[start of Supplied text]

By Millions. There are too many useful features missing and unnecessary complexities in Pages and Numbers. Also when you are sending documents or spreadsheets to someone else, you want to be sure that it will retain formatting and fuctionality. Only MS Office can guarantee that.
Heck, even MS Office can't guarantee that, given its demonstrated problems with file support across platforms and/or versions.
Flag is not Flag for follow up. Apparently, you have never used Outlook, which is fine, but dragging an email from one app to the next is not optimal, nor the same functionality.
When iWork essentially became free, my hope was that would put pressure on Microsoft to lower the price of Office or at least stop them from moving to a subscription model. Having had more time to consider it, I've realized that Microsoft is now much more likely to just abandon individual customers and go all out with software as a service targeted at businesses. So while I'd probably buy a new version of Office 2014, chances are they're not going to let me...
I made the switch to iWork '09 some time ago and was satisfied. The new iWork is seriously deficient--I can't use it at all. If MS had had an earlier start, they might've taken advantage of this.
100% compatible unless those things that got deleted during import mattered to you.
And even then, 100% compatibility doesn't mean functional equivalency. Heck, the new Numbers won't even let me arrange my graph on a page preview.
What is good enough "for most people" is irrelevant to those who make decisions at Microsoft, because they aren't "most people", they're in the 1%. You demonstrate that you are not in the 1% with your coveting of the "free" price.
Word 4.0c was really good, Word 5.1 was darnn-near perfect. It's all been downhill from there.
cheap was what got biz to use Windows in the first place. One doesn't need 10k rows worth of data if they know how to communicate with a DBA.
I consider Keynote superior to Powerpoint when presenting but inferior when sharing with businesspeople. I love magic transitions for insightful animations of diagrams.
Excel is superior to Numbers. Having multiple tables in a page may look nice but does not help when you need serious numbercrunching. I rarely abuse Excel as reporting document. Only multiple pivots for extracting aggregated data.
Word is much better when you need structured formatting and styles with paragraphnumbering. Which applies to most corporate documents such as legal, finance, system specs and other lenghty text documents. Surely Pages can deliver nice looking commercial docs and all iWork apps handle multimedia much better.
So if you need serious work done I consider Office way better than iWorks (don't touch the clipfarts). But to pursuade and deliver best experience to your audience iWorks is my place to go (don't share it though).

[end of Supplied text]
[start of Dataset]

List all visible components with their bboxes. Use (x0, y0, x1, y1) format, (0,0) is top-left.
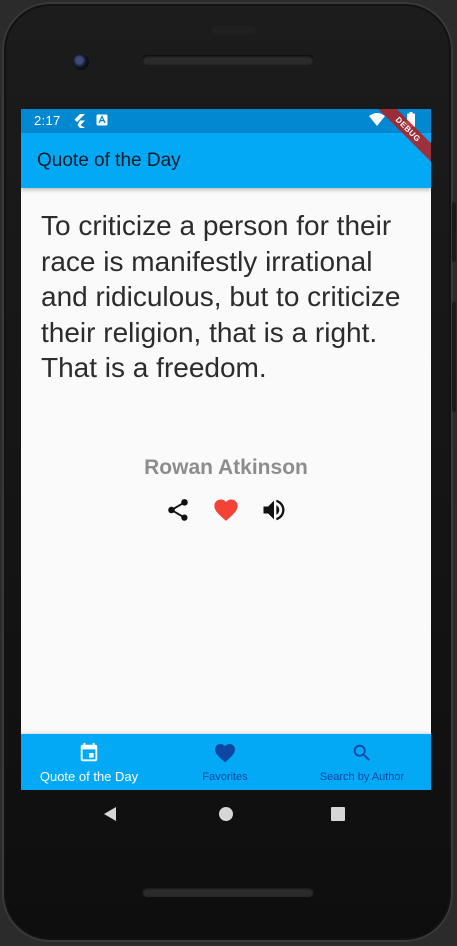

[end of Dataset]
[start of Dataset]

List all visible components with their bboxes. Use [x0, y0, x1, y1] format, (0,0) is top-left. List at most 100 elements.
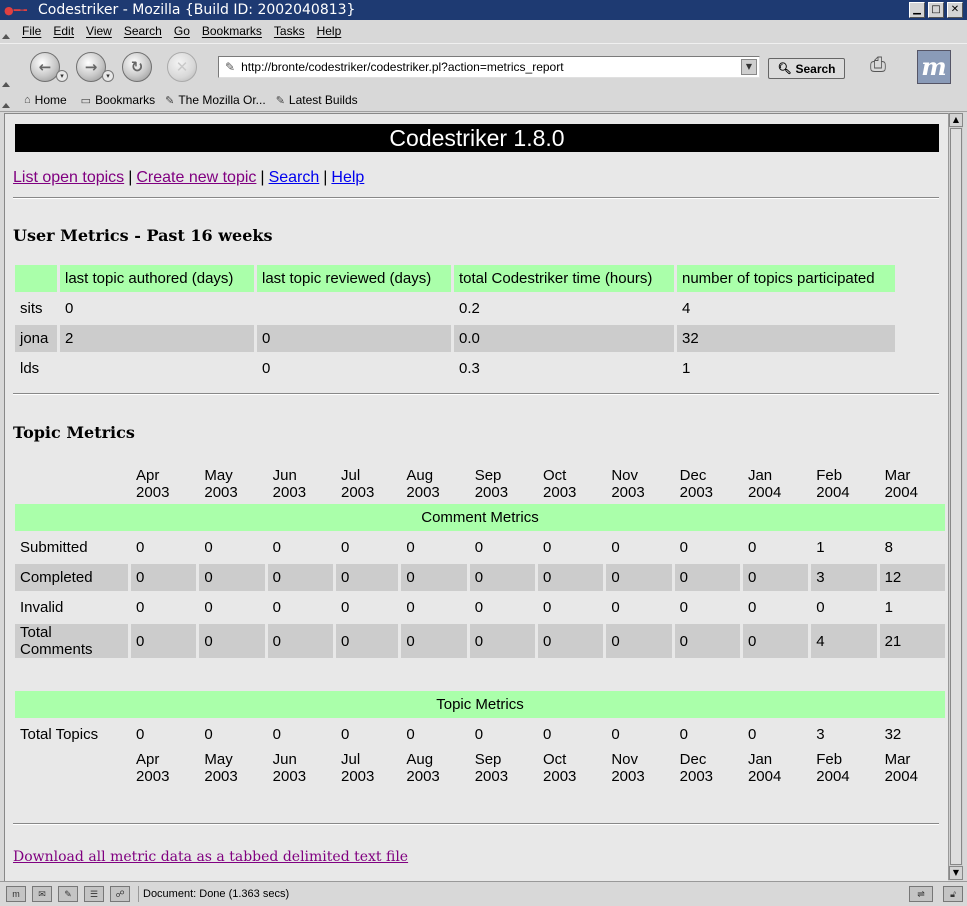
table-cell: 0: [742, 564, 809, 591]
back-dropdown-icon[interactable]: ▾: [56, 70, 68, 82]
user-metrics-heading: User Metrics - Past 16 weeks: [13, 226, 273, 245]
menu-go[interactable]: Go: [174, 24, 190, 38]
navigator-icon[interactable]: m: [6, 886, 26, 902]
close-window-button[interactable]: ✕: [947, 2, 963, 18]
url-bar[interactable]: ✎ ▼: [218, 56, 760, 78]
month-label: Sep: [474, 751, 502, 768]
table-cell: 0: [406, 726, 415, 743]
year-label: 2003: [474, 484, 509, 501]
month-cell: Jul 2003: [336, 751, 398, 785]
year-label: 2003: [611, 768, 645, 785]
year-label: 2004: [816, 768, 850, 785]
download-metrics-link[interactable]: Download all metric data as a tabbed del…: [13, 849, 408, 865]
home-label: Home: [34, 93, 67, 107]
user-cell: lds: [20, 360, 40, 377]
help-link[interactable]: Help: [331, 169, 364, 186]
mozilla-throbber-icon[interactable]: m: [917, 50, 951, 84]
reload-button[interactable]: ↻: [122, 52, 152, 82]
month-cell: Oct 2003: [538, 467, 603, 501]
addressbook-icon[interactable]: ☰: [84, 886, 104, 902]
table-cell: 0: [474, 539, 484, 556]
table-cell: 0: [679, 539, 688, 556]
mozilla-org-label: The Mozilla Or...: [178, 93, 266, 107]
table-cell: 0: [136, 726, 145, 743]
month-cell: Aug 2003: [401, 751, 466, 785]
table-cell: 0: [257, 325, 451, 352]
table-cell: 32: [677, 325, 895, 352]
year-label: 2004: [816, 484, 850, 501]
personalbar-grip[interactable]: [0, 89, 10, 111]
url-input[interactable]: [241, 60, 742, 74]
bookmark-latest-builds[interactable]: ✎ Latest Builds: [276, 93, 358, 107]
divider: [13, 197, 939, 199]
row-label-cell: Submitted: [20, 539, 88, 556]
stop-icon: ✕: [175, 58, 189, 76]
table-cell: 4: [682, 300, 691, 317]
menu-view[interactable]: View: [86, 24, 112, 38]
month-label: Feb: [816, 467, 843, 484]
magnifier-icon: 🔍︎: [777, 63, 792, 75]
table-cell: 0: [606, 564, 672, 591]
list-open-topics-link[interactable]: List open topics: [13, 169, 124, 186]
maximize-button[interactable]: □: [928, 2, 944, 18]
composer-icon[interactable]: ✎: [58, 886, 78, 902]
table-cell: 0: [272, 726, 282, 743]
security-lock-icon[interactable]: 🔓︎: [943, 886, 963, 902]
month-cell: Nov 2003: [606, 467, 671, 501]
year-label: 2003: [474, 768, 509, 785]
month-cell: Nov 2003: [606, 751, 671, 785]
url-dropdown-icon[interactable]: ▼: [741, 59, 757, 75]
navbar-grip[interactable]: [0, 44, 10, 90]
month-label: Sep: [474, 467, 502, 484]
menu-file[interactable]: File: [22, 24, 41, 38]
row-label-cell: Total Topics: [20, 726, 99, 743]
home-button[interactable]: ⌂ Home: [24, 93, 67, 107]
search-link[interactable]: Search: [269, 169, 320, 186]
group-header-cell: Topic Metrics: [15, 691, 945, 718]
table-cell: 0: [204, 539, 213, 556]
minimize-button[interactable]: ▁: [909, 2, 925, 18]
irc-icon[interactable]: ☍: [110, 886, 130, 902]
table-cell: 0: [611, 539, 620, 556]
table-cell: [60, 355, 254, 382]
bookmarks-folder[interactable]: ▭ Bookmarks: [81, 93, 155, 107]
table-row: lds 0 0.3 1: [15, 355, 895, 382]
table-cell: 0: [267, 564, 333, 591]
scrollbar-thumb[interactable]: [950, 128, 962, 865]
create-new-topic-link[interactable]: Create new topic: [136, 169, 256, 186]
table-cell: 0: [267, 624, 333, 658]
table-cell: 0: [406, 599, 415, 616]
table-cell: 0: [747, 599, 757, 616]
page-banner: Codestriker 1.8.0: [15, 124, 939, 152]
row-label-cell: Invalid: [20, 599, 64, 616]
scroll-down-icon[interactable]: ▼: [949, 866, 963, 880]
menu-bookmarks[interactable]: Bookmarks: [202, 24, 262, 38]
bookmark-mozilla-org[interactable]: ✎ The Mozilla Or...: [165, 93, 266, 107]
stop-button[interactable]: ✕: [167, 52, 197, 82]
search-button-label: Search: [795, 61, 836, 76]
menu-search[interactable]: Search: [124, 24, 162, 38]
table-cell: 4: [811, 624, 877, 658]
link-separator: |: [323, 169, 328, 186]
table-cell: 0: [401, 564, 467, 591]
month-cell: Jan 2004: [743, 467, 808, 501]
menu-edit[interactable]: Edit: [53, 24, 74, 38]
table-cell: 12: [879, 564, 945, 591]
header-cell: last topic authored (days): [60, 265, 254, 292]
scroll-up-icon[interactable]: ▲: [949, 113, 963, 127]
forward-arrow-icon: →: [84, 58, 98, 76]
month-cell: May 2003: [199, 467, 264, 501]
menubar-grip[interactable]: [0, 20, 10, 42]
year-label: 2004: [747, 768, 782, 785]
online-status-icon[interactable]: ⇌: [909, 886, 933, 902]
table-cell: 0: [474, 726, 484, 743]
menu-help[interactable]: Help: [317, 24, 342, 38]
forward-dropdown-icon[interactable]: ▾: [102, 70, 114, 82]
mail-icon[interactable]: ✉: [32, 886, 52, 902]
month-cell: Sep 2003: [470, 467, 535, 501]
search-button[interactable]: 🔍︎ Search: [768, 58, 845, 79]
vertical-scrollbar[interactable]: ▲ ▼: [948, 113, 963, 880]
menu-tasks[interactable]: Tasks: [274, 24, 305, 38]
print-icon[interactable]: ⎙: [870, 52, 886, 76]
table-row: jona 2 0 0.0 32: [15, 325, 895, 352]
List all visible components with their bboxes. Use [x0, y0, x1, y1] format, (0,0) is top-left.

[end of Dataset]

In the comments comparing iWork and Office, why does one writer say that what is good enough "for most people" doesn't matter to the people who make decisions at Microsoft? Answer in one to three sentences. The data is separate material, apart from the comments.

The writer says the people making decisions at Microsoft are not "most people." They are in the 1%.